[AVAILABLE DATA start]

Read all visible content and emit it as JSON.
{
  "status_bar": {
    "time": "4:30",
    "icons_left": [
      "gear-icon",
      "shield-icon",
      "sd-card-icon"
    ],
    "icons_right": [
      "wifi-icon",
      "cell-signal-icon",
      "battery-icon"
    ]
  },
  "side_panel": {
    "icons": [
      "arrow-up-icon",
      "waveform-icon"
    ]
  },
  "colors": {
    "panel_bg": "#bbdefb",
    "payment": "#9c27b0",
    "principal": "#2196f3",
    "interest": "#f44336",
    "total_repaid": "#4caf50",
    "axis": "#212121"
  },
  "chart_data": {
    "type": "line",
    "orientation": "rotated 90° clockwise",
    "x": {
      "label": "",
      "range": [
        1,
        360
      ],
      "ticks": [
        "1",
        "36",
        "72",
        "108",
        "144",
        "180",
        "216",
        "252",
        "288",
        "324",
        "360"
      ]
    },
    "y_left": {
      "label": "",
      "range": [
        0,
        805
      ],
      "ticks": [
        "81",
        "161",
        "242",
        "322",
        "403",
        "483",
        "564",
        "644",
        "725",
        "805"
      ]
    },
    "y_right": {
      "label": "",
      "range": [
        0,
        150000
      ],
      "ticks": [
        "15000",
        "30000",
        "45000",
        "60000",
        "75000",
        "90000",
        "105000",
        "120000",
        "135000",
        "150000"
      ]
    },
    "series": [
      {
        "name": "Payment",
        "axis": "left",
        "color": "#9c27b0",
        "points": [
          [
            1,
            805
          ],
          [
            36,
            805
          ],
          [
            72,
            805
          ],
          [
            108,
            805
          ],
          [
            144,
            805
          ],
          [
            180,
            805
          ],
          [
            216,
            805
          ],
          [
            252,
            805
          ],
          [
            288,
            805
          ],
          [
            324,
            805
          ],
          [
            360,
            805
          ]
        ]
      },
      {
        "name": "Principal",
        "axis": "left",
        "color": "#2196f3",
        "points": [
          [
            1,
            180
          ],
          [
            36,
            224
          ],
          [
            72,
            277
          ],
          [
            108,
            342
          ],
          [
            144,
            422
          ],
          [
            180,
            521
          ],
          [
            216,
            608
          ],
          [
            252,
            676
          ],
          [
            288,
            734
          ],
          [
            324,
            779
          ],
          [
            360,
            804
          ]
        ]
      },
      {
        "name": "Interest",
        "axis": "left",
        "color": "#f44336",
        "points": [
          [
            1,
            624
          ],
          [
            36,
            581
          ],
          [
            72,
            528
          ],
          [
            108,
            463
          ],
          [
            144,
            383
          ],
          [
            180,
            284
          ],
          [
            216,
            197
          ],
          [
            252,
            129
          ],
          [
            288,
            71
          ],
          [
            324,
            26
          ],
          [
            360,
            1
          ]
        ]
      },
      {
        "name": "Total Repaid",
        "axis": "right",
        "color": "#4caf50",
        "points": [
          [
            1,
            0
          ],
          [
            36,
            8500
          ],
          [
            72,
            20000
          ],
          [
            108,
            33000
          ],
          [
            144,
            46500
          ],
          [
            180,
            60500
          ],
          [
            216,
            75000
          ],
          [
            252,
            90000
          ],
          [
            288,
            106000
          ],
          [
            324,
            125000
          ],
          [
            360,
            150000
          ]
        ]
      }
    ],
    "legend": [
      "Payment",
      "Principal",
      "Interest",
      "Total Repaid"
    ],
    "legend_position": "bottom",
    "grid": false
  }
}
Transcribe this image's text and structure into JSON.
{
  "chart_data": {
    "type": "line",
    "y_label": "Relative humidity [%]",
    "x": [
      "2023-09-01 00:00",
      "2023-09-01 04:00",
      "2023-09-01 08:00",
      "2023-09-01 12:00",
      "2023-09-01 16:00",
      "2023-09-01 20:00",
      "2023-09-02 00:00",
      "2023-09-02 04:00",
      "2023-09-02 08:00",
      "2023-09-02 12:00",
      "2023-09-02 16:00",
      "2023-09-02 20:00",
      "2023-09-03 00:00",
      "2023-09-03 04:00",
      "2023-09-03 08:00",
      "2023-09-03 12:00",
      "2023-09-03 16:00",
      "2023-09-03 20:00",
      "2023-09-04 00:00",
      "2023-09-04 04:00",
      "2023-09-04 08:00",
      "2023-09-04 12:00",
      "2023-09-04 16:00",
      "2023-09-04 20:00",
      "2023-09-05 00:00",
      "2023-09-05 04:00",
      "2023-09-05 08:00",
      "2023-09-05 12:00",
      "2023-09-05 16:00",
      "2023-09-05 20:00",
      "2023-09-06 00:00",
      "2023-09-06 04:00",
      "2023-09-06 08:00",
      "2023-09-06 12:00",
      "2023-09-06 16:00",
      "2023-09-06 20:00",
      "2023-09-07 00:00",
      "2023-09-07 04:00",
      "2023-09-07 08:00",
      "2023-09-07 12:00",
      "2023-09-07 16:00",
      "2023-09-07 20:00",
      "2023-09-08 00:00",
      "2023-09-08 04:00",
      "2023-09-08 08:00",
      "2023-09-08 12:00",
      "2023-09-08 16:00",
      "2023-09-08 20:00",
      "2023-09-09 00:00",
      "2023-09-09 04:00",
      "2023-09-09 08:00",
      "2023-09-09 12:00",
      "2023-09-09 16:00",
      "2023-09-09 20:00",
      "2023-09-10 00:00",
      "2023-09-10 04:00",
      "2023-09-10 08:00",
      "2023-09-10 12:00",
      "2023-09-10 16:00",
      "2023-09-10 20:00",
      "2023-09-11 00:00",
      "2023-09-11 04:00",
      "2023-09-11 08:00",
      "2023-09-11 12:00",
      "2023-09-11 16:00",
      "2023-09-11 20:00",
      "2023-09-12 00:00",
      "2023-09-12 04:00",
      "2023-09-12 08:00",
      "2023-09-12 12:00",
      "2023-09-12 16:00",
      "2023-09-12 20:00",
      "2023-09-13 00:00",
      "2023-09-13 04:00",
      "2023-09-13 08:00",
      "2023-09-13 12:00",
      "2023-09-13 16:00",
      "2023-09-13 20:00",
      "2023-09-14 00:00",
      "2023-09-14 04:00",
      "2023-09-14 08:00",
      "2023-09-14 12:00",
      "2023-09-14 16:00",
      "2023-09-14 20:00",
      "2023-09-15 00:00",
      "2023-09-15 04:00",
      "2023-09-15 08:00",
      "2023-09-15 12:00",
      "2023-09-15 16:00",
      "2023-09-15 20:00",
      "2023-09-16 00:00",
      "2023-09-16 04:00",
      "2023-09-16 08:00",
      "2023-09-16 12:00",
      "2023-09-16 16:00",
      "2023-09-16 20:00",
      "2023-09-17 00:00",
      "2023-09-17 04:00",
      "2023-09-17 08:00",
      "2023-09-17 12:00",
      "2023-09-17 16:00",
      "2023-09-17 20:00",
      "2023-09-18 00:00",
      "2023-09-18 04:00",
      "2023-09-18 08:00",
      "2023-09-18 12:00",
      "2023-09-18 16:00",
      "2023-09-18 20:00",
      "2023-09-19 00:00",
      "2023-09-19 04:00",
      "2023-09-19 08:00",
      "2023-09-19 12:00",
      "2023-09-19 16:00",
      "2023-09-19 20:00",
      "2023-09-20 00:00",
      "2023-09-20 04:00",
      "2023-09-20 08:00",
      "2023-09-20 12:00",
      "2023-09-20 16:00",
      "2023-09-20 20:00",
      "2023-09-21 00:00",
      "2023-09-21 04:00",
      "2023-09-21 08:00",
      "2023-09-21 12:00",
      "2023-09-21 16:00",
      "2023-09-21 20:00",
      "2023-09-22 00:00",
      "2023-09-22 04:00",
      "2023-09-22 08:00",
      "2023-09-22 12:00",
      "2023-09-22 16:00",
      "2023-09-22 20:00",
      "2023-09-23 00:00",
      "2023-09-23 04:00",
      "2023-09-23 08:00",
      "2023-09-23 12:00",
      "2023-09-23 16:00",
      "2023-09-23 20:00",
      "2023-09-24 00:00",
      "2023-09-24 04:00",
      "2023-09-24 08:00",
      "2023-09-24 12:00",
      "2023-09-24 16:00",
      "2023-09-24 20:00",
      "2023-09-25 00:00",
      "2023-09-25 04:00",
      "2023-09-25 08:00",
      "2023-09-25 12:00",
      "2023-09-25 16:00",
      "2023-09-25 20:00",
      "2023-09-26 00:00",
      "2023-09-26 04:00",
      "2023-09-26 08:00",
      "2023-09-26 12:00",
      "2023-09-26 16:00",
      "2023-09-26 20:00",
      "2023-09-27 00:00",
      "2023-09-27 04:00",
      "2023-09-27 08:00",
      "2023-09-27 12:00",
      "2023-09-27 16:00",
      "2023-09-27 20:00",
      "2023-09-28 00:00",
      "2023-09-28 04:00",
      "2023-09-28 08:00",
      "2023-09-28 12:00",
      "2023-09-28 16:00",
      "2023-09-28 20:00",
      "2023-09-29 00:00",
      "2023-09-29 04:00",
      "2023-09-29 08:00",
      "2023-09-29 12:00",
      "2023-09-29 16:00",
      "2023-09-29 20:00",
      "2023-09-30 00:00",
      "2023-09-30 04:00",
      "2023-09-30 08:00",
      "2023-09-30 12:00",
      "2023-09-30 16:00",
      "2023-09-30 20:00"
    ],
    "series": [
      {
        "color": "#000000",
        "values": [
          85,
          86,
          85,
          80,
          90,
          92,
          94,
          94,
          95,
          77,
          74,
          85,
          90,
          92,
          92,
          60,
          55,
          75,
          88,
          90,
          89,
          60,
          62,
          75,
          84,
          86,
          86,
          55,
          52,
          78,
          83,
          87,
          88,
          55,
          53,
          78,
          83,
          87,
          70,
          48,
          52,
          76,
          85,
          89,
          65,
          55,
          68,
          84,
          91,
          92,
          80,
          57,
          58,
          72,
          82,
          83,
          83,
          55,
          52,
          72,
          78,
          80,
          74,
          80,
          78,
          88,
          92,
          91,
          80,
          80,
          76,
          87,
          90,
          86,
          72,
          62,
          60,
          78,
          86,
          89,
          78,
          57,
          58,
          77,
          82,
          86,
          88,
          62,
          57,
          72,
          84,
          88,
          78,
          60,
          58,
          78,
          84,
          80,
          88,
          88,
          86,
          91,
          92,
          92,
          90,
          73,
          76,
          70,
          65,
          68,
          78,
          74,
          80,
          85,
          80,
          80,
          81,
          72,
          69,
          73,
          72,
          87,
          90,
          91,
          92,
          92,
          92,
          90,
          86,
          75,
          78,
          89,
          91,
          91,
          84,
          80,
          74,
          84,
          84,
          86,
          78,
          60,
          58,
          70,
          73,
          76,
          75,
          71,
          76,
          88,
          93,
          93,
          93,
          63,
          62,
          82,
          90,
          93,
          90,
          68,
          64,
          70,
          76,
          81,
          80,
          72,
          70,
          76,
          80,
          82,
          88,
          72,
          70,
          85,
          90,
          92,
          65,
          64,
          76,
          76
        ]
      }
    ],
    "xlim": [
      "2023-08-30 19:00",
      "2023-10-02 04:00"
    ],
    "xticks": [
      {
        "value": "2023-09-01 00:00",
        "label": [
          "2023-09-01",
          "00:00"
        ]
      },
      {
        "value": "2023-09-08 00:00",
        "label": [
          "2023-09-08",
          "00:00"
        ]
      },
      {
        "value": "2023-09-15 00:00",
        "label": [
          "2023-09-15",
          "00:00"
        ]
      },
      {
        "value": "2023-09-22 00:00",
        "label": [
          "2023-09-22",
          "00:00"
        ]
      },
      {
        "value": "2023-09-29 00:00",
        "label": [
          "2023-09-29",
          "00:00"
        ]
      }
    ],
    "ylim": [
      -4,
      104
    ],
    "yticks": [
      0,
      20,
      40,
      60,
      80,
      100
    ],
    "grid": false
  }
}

[AVAILABLE DATA end]

### WRITTEN TASK
From the listing above, copy out each line where the word "name" appears.

### SOLUTION FOR THIS PROBLEM
        "name": "Payment",
        "name": "Principal",
        "name": "Interest",
        "name": "Total Repaid",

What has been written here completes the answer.